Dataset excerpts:
+--

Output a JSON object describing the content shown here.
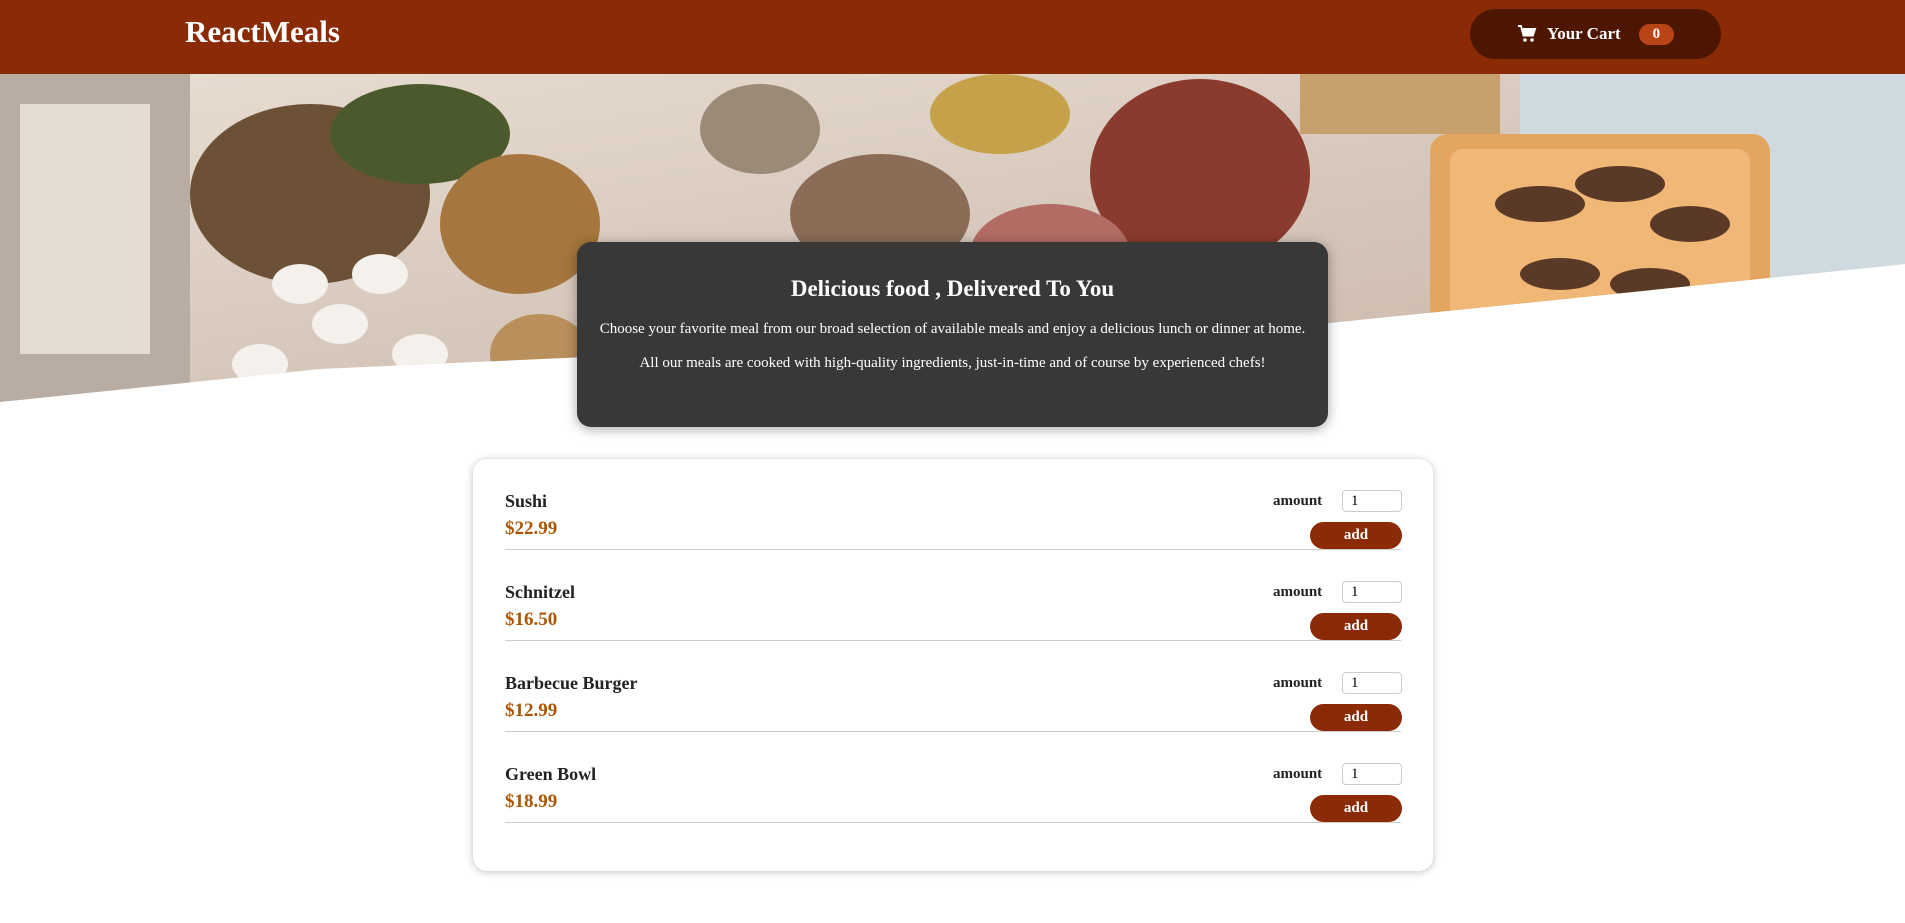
{
  "header": {
    "logo": "ReactMeals",
    "cart_label": "Your Cart",
    "cart_count": "0"
  },
  "hero": {
    "image": "buffet-table-photo"
  },
  "summary": {
    "title": "Delicious food , Delivered To You",
    "p1": "Choose your favorite meal from our broad selection of available meals and enjoy a delicious lunch or dinner at home.",
    "p2": "All our meals are cooked with high-quality ingredients, just-in-time and of course by experienced chefs!"
  },
  "meals": [
    {
      "name": "Sushi",
      "price": "$22.99",
      "amount_label": "amount",
      "amount": "1",
      "add_label": "add"
    },
    {
      "name": "Schnitzel",
      "price": "$16.50",
      "amount_label": "amount",
      "amount": "1",
      "add_label": "add"
    },
    {
      "name": "Barbecue Burger",
      "price": "$12.99",
      "amount_label": "amount",
      "amount": "1",
      "add_label": "add"
    },
    {
      "name": "Green Bowl",
      "price": "$18.99",
      "amount_label": "amount",
      "amount": "1",
      "add_label": "add"
    }
  ],
  "colors": {
    "header_bg": "#8a2b06",
    "cart_bg": "#4d1601",
    "badge_bg": "#b94517",
    "summary_bg": "#383838",
    "price": "#ad5502",
    "add_button": "#8a2b06"
  }
}
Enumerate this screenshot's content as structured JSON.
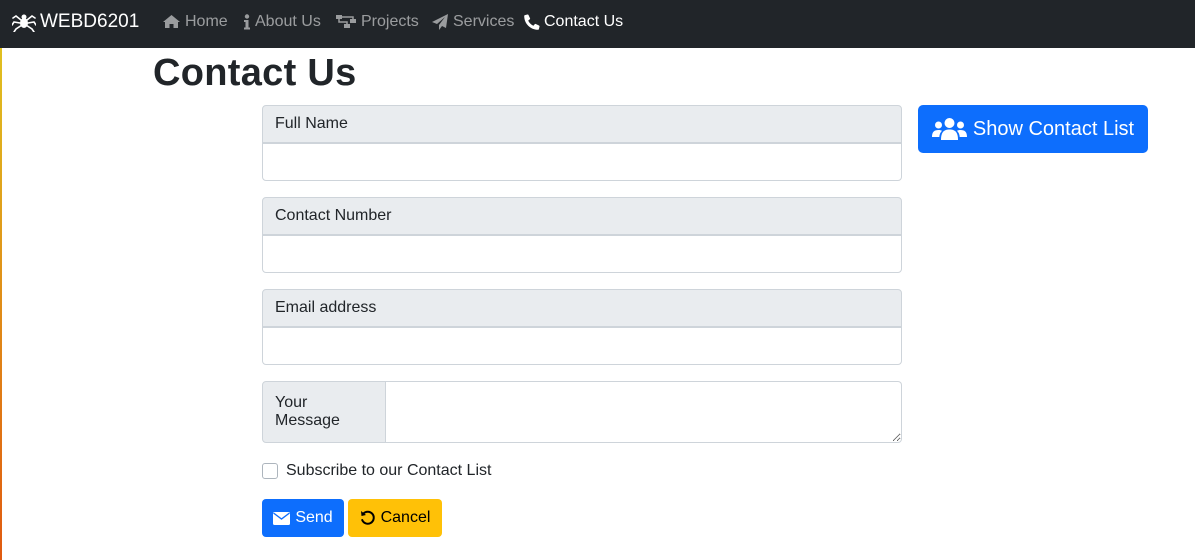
{
  "navbar": {
    "brand": "WEBD6201",
    "items": [
      {
        "label": "Home",
        "icon": "home-icon"
      },
      {
        "label": "About Us",
        "icon": "info-icon"
      },
      {
        "label": "Projects",
        "icon": "sitemap-icon"
      },
      {
        "label": "Services",
        "icon": "paper-plane-icon"
      },
      {
        "label": "Contact Us",
        "icon": "phone-icon",
        "active": true
      }
    ]
  },
  "page": {
    "title": "Contact Us"
  },
  "form": {
    "full_name_label": "Full Name",
    "full_name_value": "",
    "contact_number_label": "Contact Number",
    "contact_number_value": "",
    "email_label": "Email address",
    "email_value": "",
    "message_label": "Your Message",
    "message_value": "",
    "subscribe_label": "Subscribe to our Contact List",
    "subscribe_checked": false,
    "send_label": "Send",
    "cancel_label": "Cancel"
  },
  "sidebar": {
    "show_contact_list_label": "Show Contact List"
  },
  "colors": {
    "navbar_bg": "#212529",
    "primary": "#0d6efd",
    "warning": "#ffc107",
    "addon_bg": "#e9ecef"
  }
}
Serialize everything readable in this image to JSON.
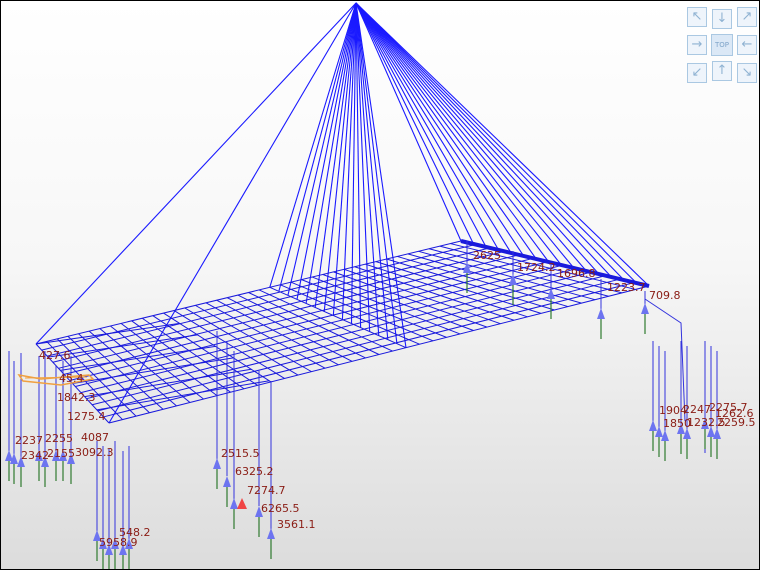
{
  "navigation": {
    "view_cube_label": "TOP",
    "icons": [
      "arrow-up-left-icon",
      "arrow-up-right-icon",
      "arrow-down-left-icon",
      "arrow-down-right-icon",
      "arrow-up-icon",
      "arrow-down-icon",
      "arrow-left-icon",
      "arrow-right-icon"
    ]
  },
  "colors": {
    "cables": "#1a1aff",
    "grid": "#1a1adc",
    "support_arrows": "#6d74f0",
    "load_lines": "#2f7a2f",
    "labels": "#8a1c14",
    "highlight_arrow": "#f04545",
    "selected_member": "#f0a040"
  },
  "left_values": {
    "v1": "427.6",
    "v2": "45.4",
    "v3": "1842.3",
    "v4": "1275.4",
    "v5": "2237",
    "v6": "2255",
    "v7": "4087",
    "v8": "2342",
    "v9": "2155",
    "v10": "3092.3",
    "v11": "548.2",
    "v12": "5958.9"
  },
  "center_values": {
    "v1": "2515.5",
    "v2": "6325.2",
    "v3": "7274.7",
    "v4": "6265.5",
    "v5": "3561.1"
  },
  "deck_values": {
    "v1": "2625",
    "v2": "1724.2",
    "v3": "1696.8",
    "v4": "1223.7",
    "v5": "709.8"
  },
  "right_values": {
    "v1": "1904",
    "v2": "2247",
    "v3": "2275.7",
    "v4": "1262.6",
    "v5": "1850",
    "v6": "1232.5",
    "v7": "2259.5"
  }
}
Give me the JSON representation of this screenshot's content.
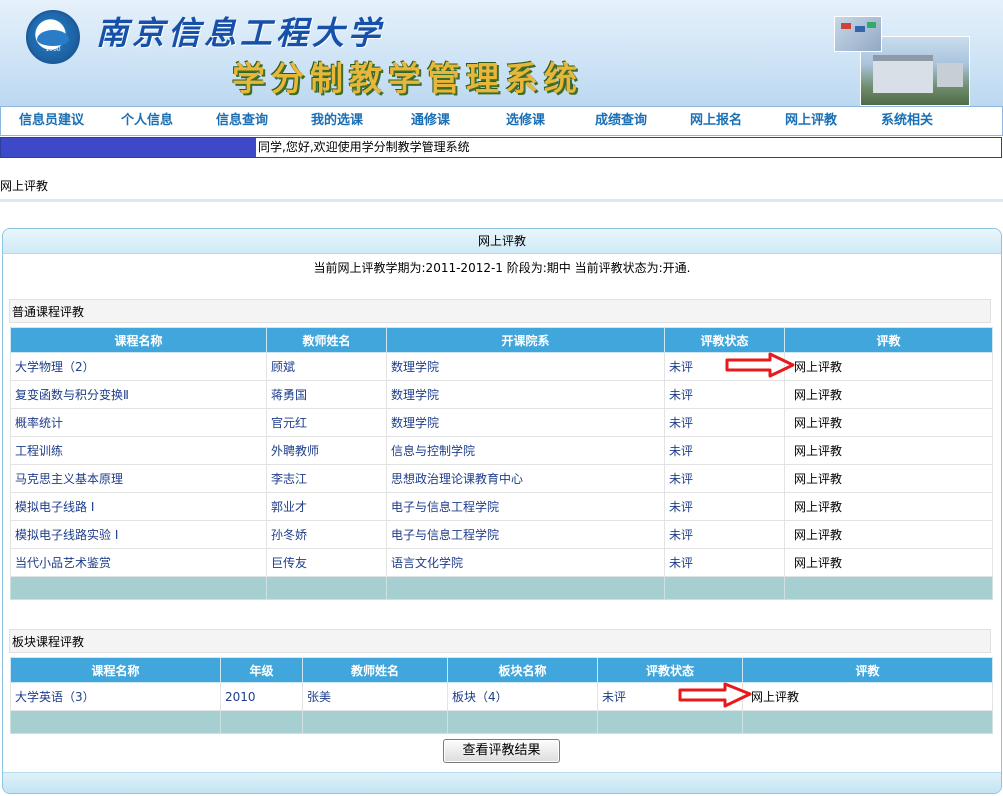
{
  "header": {
    "university": "南京信息工程大学",
    "system_name": "学分制教学管理系统",
    "logo_year": "1960"
  },
  "nav": [
    {
      "label": "信息员建议"
    },
    {
      "label": "个人信息"
    },
    {
      "label": "信息查询"
    },
    {
      "label": "我的选课"
    },
    {
      "label": "通修课"
    },
    {
      "label": "选修课"
    },
    {
      "label": "成绩查询"
    },
    {
      "label": "网上报名"
    },
    {
      "label": "网上评教"
    },
    {
      "label": "系统相关"
    }
  ],
  "status": {
    "welcome": "同学,您好,欢迎使用学分制教学管理系统"
  },
  "breadcrumb": "网上评教",
  "panel": {
    "title": "网上评教",
    "term_info": "当前网上评教学期为:2011-2012-1 阶段为:期中  当前评教状态为:开通."
  },
  "regular": {
    "section_title": "普通课程评教",
    "headers": [
      "课程名称",
      "教师姓名",
      "开课院系",
      "评教状态",
      "评教"
    ],
    "rows": [
      {
        "course": "大学物理（2）",
        "teacher": "顾斌",
        "dept": "数理学院",
        "status": "未评",
        "action": "网上评教"
      },
      {
        "course": "复变函数与积分变换Ⅱ",
        "teacher": "蒋勇国",
        "dept": "数理学院",
        "status": "未评",
        "action": "网上评教"
      },
      {
        "course": "概率统计",
        "teacher": "官元红",
        "dept": "数理学院",
        "status": "未评",
        "action": "网上评教"
      },
      {
        "course": "工程训练",
        "teacher": "外聘教师",
        "dept": "信息与控制学院",
        "status": "未评",
        "action": "网上评教"
      },
      {
        "course": "马克思主义基本原理",
        "teacher": "李志江",
        "dept": "思想政治理论课教育中心",
        "status": "未评",
        "action": "网上评教"
      },
      {
        "course": "模拟电子线路 I",
        "teacher": "郭业才",
        "dept": "电子与信息工程学院",
        "status": "未评",
        "action": "网上评教"
      },
      {
        "course": "模拟电子线路实验 I",
        "teacher": "孙冬娇",
        "dept": "电子与信息工程学院",
        "status": "未评",
        "action": "网上评教"
      },
      {
        "course": "当代小品艺术鉴赏",
        "teacher": "巨传友",
        "dept": "语言文化学院",
        "status": "未评",
        "action": "网上评教"
      }
    ]
  },
  "module": {
    "section_title": "板块课程评教",
    "headers": [
      "课程名称",
      "年级",
      "教师姓名",
      "板块名称",
      "评教状态",
      "评教"
    ],
    "rows": [
      {
        "course": "大学英语（3）",
        "grade": "2010",
        "teacher": "张美",
        "module": "板块（4）",
        "status": "未评",
        "action": "网上评教"
      }
    ]
  },
  "view_results_button": "查看评教结果",
  "colors": {
    "header_blue": "#41a6db",
    "arrow_red": "#e8191b",
    "nav_text": "#1b6fb5",
    "footer_row": "#a5cfd1"
  }
}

+--

* **SHORT EXERCISE**: Reproduce the full material exactly, excluding the pictures.

* **EXERCISE RESULT**:
Output a JSON object describing the content shown here.
{
  "header": {
    "logo": "ReactMeals",
    "cart_label": "Your Cart",
    "cart_count": "0"
  },
  "hero": {
    "image": "buffet-table-photo"
  },
  "summary": {
    "title": "Delicious food , Delivered To You",
    "p1": "Choose your favorite meal from our broad selection of available meals and enjoy a delicious lunch or dinner at home.",
    "p2": "All our meals are cooked with high-quality ingredients, just-in-time and of course by experienced chefs!"
  },
  "meals": [
    {
      "name": "Sushi",
      "price": "$22.99",
      "amount_label": "amount",
      "amount": "1",
      "add_label": "add"
    },
    {
      "name": "Schnitzel",
      "price": "$16.50",
      "amount_label": "amount",
      "amount": "1",
      "add_label": "add"
    },
    {
      "name": "Barbecue Burger",
      "price": "$12.99",
      "amount_label": "amount",
      "amount": "1",
      "add_label": "add"
    },
    {
      "name": "Green Bowl",
      "price": "$18.99",
      "amount_label": "amount",
      "amount": "1",
      "add_label": "add"
    }
  ],
  "colors": {
    "header_bg": "#8a2b06",
    "cart_bg": "#4d1601",
    "badge_bg": "#b94517",
    "summary_bg": "#383838",
    "price": "#ad5502",
    "add_button": "#8a2b06"
  }
}
Enumerate this screenshot's content as structured JSON.
{
  "navbar": {
    "brand": "WEBD6201",
    "items": [
      {
        "label": "Home",
        "icon": "home-icon"
      },
      {
        "label": "About Us",
        "icon": "info-icon"
      },
      {
        "label": "Projects",
        "icon": "sitemap-icon"
      },
      {
        "label": "Services",
        "icon": "paper-plane-icon"
      },
      {
        "label": "Contact Us",
        "icon": "phone-icon",
        "active": true
      }
    ]
  },
  "page": {
    "title": "Contact Us"
  },
  "form": {
    "full_name_label": "Full Name",
    "full_name_value": "",
    "contact_number_label": "Contact Number",
    "contact_number_value": "",
    "email_label": "Email address",
    "email_value": "",
    "message_label": "Your Message",
    "message_value": "",
    "subscribe_label": "Subscribe to our Contact List",
    "subscribe_checked": false,
    "send_label": "Send",
    "cancel_label": "Cancel"
  },
  "sidebar": {
    "show_contact_list_label": "Show Contact List"
  },
  "colors": {
    "navbar_bg": "#212529",
    "primary": "#0d6efd",
    "warning": "#ffc107",
    "addon_bg": "#e9ecef"
  }
}
Serialize everything readable in this image to JSON.
{
  "navigation": {
    "view_cube_label": "TOP",
    "icons": [
      "arrow-up-left-icon",
      "arrow-up-right-icon",
      "arrow-down-left-icon",
      "arrow-down-right-icon",
      "arrow-up-icon",
      "arrow-down-icon",
      "arrow-left-icon",
      "arrow-right-icon"
    ]
  },
  "colors": {
    "cables": "#1a1aff",
    "grid": "#1a1adc",
    "support_arrows": "#6d74f0",
    "load_lines": "#2f7a2f",
    "labels": "#8a1c14",
    "highlight_arrow": "#f04545",
    "selected_member": "#f0a040"
  },
  "left_values": {
    "v1": "427.6",
    "v2": "45.4",
    "v3": "1842.3",
    "v4": "1275.4",
    "v5": "2237",
    "v6": "2255",
    "v7": "4087",
    "v8": "2342",
    "v9": "2155",
    "v10": "3092.3",
    "v11": "548.2",
    "v12": "5958.9"
  },
  "center_values": {
    "v1": "2515.5",
    "v2": "6325.2",
    "v3": "7274.7",
    "v4": "6265.5",
    "v5": "3561.1"
  },
  "deck_values": {
    "v1": "2625",
    "v2": "1724.2",
    "v3": "1696.8",
    "v4": "1223.7",
    "v5": "709.8"
  },
  "right_values": {
    "v1": "1904",
    "v2": "2247",
    "v3": "2275.7",
    "v4": "1262.6",
    "v5": "1850",
    "v6": "1232.5",
    "v7": "2259.5"
  }
}
Give me the JSON representation of this screenshot's content.
{
  "header": {
    "university": "南京信息工程大学",
    "system_name": "学分制教学管理系统",
    "logo_year": "1960"
  },
  "nav": [
    {
      "label": "信息员建议"
    },
    {
      "label": "个人信息"
    },
    {
      "label": "信息查询"
    },
    {
      "label": "我的选课"
    },
    {
      "label": "通修课"
    },
    {
      "label": "选修课"
    },
    {
      "label": "成绩查询"
    },
    {
      "label": "网上报名"
    },
    {
      "label": "网上评教"
    },
    {
      "label": "系统相关"
    }
  ],
  "status": {
    "welcome": "同学,您好,欢迎使用学分制教学管理系统"
  },
  "breadcrumb": "网上评教",
  "panel": {
    "title": "网上评教",
    "term_info": "当前网上评教学期为:2011-2012-1 阶段为:期中  当前评教状态为:开通."
  },
  "regular": {
    "section_title": "普通课程评教",
    "headers": [
      "课程名称",
      "教师姓名",
      "开课院系",
      "评教状态",
      "评教"
    ],
    "rows": [
      {
        "course": "大学物理（2）",
        "teacher": "顾斌",
        "dept": "数理学院",
        "status": "未评",
        "action": "网上评教"
      },
      {
        "course": "复变函数与积分变换Ⅱ",
        "teacher": "蒋勇国",
        "dept": "数理学院",
        "status": "未评",
        "action": "网上评教"
      },
      {
        "course": "概率统计",
        "teacher": "官元红",
        "dept": "数理学院",
        "status": "未评",
        "action": "网上评教"
      },
      {
        "course": "工程训练",
        "teacher": "外聘教师",
        "dept": "信息与控制学院",
        "status": "未评",
        "action": "网上评教"
      },
      {
        "course": "马克思主义基本原理",
        "teacher": "李志江",
        "dept": "思想政治理论课教育中心",
        "status": "未评",
        "action": "网上评教"
      },
      {
        "course": "模拟电子线路 I",
        "teacher": "郭业才",
        "dept": "电子与信息工程学院",
        "status": "未评",
        "action": "网上评教"
      },
      {
        "course": "模拟电子线路实验 I",
        "teacher": "孙冬娇",
        "dept": "电子与信息工程学院",
        "status": "未评",
        "action": "网上评教"
      },
      {
        "course": "当代小品艺术鉴赏",
        "teacher": "巨传友",
        "dept": "语言文化学院",
        "status": "未评",
        "action": "网上评教"
      }
    ]
  },
  "module": {
    "section_title": "板块课程评教",
    "headers": [
      "课程名称",
      "年级",
      "教师姓名",
      "板块名称",
      "评教状态",
      "评教"
    ],
    "rows": [
      {
        "course": "大学英语（3）",
        "grade": "2010",
        "teacher": "张美",
        "module": "板块（4）",
        "status": "未评",
        "action": "网上评教"
      }
    ]
  },
  "view_results_button": "查看评教结果",
  "colors": {
    "header_blue": "#41a6db",
    "arrow_red": "#e8191b",
    "nav_text": "#1b6fb5",
    "footer_row": "#a5cfd1"
  }
}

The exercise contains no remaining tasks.